---- DOCUMENT TEXT

Hacking during the 2016 presidential election went beyond the DNC and the Clinton campaign. Russian hackers tried to infiltrate at least 21 states’ election systems and to delete or alter voter data in Illinois. (Officials don’t believe the attackers changed any result.)
On July 13, 2018 a federal grand jury indicted 12 Russian intelligence officers as part of special counsel Robert Mueller’s investigation into alleged Russian meddling during the 2016 presidential campaign. The officers were charged with engaging in a sustained effort to hack networks of the Democratic Congressional Campaign Committee, the Democratic National Committee, and Hillary Clinton’s campaign. There is mounting evidence that Russian hackers are continuing to target U.S. state election systems, looking for opportunities to influence primaries, the 2018 midterm Congressional elections, and eventually the 2020 presidential campaign. Russian hackers have also been actively trying to influence elections in Europe as well.
Sources: Lucien Bruggeman and Mike Levine, “Mueller indicts 12 Russian Intel Officers for Hacking Democrats,” Good Morning America, July 13, 2018; Joseph O’Sullivan, “With Russian Hacking Fresh in Mind, Washington State Beefs Up Elections Cybersecurity,” Seattle Times, July 8, 2018; Erin Kelly, “Russia So Far Not Mounting Robust Hacking Effort Against U.S. Election, Official Says,” USA Today, July 11, 2018; Harold Stark, “How Russia ‘Hacked’ Us in 2016 [And What We did Wrong],” Forbes, January 24, 2017; Sue Marquette Poremba, “Data Security Lessons from the DNC Hack,” ITBusinessEdge, March 7, 2017; Mark Moore, “Russian Hackers Infiltrated Voter Databases in Dozens of States,” New York. Post, June 13, 2017; and Eric Lipton, David E. Sanger, and Scott Shane, “The Perfect Weapon: How Russian Cyberpower Invaded the U.S.,” New York. Times, December 13, 2016.

--------

| TASK TO COMPLETE |
Please resume the passage on Russian election hacking from the point where it stops. The records are separate material and not part of the passage on Russian election hacking.

---- DATA SUPPLIED

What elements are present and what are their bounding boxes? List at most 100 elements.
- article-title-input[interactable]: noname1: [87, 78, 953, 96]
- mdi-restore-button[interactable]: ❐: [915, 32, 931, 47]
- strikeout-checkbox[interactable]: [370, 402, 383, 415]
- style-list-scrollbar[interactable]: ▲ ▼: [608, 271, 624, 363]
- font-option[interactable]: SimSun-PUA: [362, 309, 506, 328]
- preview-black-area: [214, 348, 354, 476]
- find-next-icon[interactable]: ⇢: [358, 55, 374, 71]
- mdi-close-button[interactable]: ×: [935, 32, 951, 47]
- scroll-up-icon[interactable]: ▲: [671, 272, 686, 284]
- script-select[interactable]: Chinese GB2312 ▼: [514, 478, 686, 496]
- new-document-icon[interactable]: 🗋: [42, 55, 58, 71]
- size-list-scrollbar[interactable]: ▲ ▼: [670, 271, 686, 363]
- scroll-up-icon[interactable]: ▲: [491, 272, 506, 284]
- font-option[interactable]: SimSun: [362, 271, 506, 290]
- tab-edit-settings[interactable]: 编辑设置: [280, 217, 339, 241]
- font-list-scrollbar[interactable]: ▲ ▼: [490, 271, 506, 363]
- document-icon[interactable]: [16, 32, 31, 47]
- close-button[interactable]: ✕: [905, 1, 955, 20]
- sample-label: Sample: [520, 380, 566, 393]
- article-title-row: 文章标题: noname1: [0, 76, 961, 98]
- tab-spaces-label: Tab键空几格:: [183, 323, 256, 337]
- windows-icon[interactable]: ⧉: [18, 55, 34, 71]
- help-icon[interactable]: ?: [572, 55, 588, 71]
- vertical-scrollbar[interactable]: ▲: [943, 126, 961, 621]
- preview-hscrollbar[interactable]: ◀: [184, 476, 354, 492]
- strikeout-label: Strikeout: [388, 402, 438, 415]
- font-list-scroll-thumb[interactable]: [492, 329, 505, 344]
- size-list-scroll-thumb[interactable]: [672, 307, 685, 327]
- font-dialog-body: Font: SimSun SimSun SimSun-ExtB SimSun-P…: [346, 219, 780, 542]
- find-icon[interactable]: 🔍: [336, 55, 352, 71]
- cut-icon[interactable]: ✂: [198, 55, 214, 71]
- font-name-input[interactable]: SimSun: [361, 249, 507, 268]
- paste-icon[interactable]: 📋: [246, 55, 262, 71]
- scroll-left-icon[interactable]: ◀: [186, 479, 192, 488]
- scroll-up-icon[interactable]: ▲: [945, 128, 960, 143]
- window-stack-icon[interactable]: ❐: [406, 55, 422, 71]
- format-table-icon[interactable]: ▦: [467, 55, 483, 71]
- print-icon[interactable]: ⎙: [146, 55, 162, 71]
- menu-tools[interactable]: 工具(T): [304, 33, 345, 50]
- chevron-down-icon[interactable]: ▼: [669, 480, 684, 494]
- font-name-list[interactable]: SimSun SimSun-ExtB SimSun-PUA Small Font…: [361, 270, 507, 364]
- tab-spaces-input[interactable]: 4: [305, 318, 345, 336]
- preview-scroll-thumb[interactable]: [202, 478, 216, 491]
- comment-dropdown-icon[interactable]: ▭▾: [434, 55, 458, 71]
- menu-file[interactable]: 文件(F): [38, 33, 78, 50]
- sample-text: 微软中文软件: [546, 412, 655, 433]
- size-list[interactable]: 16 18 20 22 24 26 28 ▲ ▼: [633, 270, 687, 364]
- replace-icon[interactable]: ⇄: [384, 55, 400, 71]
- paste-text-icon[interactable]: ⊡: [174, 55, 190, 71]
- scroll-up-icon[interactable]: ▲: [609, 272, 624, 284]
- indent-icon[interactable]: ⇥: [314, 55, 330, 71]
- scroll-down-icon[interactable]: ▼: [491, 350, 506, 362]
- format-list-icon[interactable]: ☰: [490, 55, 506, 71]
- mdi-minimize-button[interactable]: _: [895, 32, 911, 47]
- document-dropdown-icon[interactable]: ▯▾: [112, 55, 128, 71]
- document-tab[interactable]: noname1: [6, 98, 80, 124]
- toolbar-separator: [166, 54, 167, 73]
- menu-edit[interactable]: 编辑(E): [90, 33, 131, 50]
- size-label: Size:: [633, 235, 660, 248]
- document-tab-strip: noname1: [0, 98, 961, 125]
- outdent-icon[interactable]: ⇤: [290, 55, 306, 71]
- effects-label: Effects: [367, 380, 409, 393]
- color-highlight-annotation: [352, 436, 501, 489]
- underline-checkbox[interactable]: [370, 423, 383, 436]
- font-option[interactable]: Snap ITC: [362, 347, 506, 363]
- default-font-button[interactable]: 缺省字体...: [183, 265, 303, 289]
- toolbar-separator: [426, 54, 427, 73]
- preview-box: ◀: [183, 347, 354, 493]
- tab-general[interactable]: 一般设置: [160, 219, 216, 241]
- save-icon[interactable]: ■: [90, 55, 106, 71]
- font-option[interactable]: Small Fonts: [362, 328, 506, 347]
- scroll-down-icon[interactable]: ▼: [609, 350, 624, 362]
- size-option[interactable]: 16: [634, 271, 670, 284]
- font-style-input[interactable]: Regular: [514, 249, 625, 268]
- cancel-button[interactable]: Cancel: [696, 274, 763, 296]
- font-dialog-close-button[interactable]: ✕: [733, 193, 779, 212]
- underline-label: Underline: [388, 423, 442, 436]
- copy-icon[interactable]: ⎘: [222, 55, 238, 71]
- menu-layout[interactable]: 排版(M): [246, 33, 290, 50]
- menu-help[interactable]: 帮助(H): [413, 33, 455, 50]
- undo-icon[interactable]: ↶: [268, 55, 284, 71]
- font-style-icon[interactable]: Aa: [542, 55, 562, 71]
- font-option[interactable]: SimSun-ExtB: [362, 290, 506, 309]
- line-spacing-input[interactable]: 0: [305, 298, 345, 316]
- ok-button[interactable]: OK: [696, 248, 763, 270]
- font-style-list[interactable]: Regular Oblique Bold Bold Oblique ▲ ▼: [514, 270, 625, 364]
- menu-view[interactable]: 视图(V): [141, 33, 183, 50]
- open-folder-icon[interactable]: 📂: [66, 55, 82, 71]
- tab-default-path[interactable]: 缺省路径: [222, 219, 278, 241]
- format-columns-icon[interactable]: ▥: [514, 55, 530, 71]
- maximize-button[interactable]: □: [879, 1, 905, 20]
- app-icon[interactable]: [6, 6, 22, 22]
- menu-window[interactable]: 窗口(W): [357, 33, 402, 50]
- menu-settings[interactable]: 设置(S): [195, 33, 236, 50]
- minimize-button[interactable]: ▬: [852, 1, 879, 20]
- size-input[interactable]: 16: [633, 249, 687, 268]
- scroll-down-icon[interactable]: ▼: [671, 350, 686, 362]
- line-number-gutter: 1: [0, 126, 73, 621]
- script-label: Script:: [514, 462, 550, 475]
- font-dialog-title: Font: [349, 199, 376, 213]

--------

| REPLY TO THE EXERCISE |
Efforts to disrupt the 2016 U.S presidential election and other recent elections illustrate some of the reasons why organizations need to pay special attention to information systems security. IT security breaches that enabled Russian hackers to penetrate information systems used by the Democratic Party have the potential to change the course of elections—and possibly the fate of nations. Weak IT security has been responsible for many billions of dollars of corporate and consumer financial losses as well.
The chapter-opening diagram calls attention to important points raised by this case and this chapter. The DNC and the Clinton campaign lacked IT security awareness, tools, and expertise to prevent employees from naively responding to hackers’ phishing attacks. Also at work were human ignorance, error, and carelessness, evidenced by the DNC’s unwillingness to respond quickly to the FBI’s hacker attack warning and DNC and Clinton campaign members’ inability to identify bogus phishing emails. Although the DNC and the Clinton campaign thought they had sufficient security tools to fend off unwanted intruders, they were not enough to protect them and the presidential campaign from Russian influence. Eventually the Democrats hired outside security experts to beef up system protection.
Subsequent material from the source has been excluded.